What you will do
Go through the listing beneath this task and return every line that carries the string "versão".

* * * *

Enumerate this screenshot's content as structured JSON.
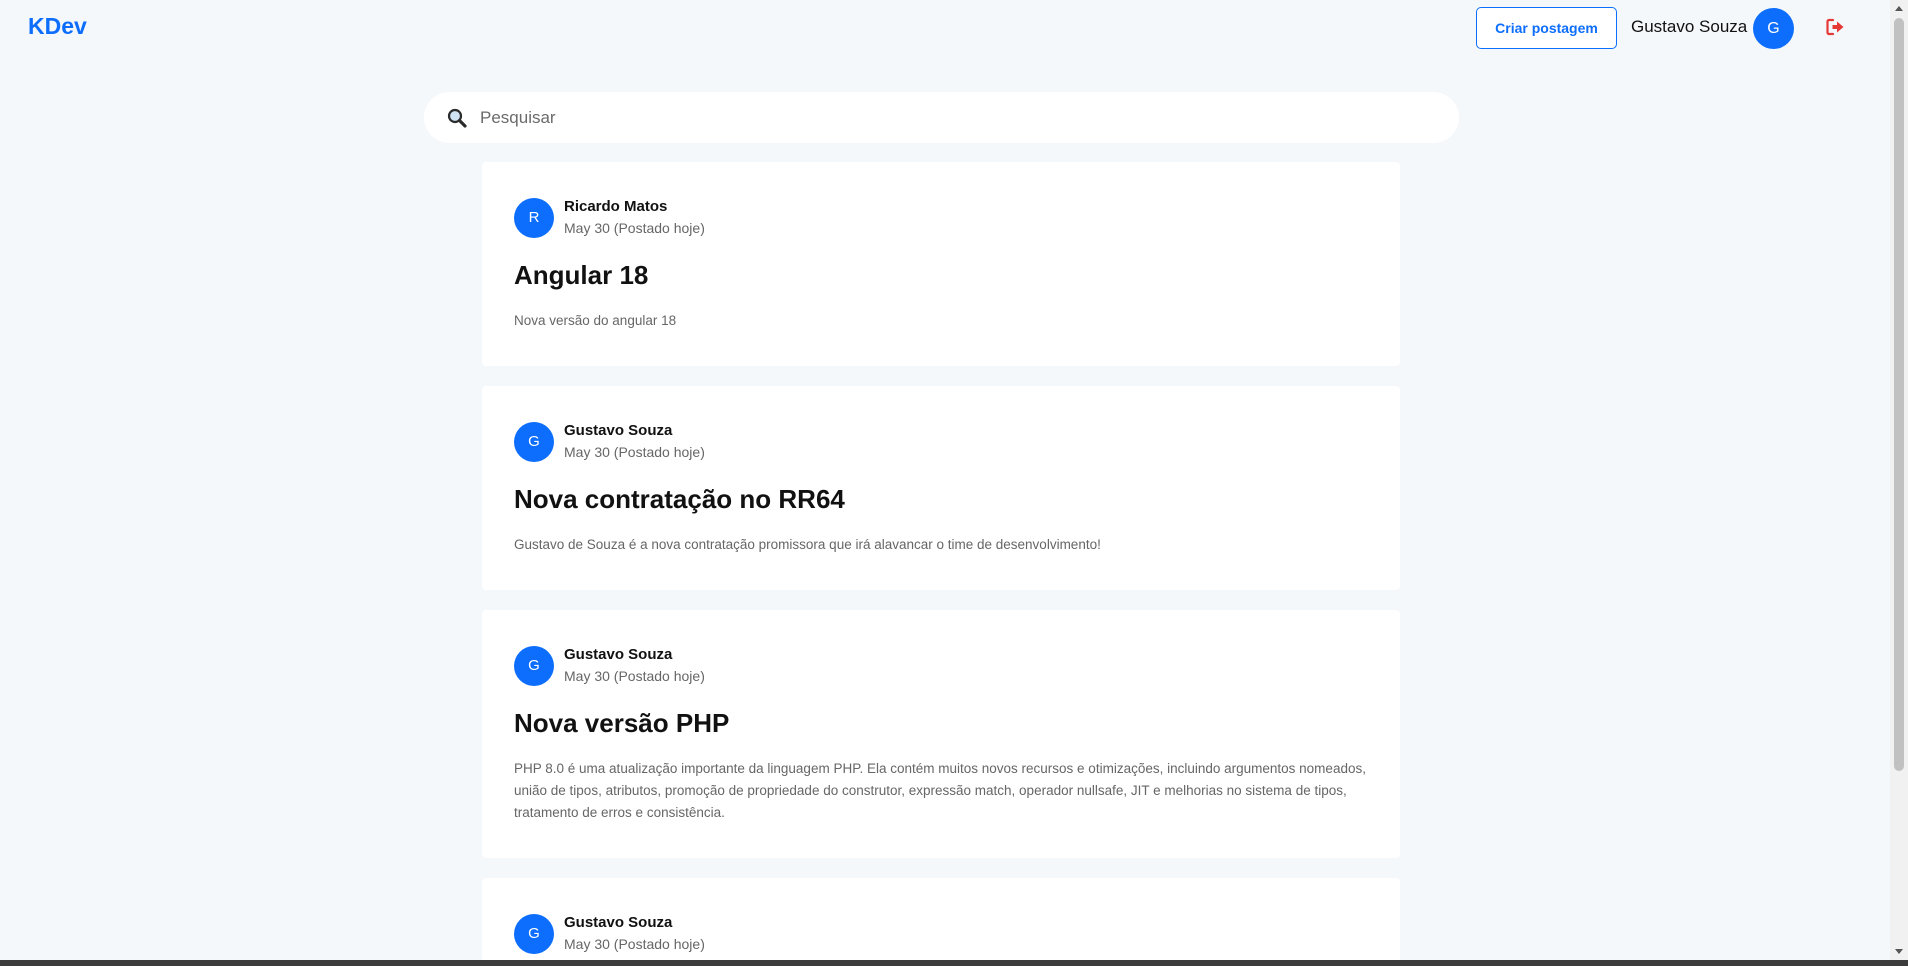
{
  "header": {
    "logo": "KDev",
    "create_button": "Criar postagem",
    "user_name": "Gustavo Souza",
    "user_initial": "G",
    "logout_icon": "sign-out-icon"
  },
  "search": {
    "placeholder": "Pesquisar",
    "value": "",
    "icon": "magnifier-icon"
  },
  "colors": {
    "accent": "#0d6efd",
    "logout": "#e53935",
    "background": "#f5f8fb"
  },
  "posts": [
    {
      "initial": "R",
      "author": "Ricardo Matos",
      "date": "May 30 (Postado hoje)",
      "title": "Angular 18",
      "body": "Nova versão do angular 18"
    },
    {
      "initial": "G",
      "author": "Gustavo Souza",
      "date": "May 30 (Postado hoje)",
      "title": "Nova contratação no RR64",
      "body": "Gustavo de Souza é a nova contratação promissora que irá alavancar o time de desenvolvimento!"
    },
    {
      "initial": "G",
      "author": "Gustavo Souza",
      "date": "May 30 (Postado hoje)",
      "title": "Nova versão PHP",
      "body": "PHP 8.0 é uma atualização importante da linguagem PHP. Ela contém muitos novos recursos e otimizações, incluindo argumentos nomeados, união de tipos, atributos, promoção de propriedade do construtor, expressão match, operador nullsafe, JIT e melhorias no sistema de tipos, tratamento de erros e consistência."
    },
    {
      "initial": "G",
      "author": "Gustavo Souza",
      "date": "May 30 (Postado hoje)"
    }
  ]
}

* * * *

Reply
      "body": "Nova versão do angular 18"
      "title": "Nova versão PHP",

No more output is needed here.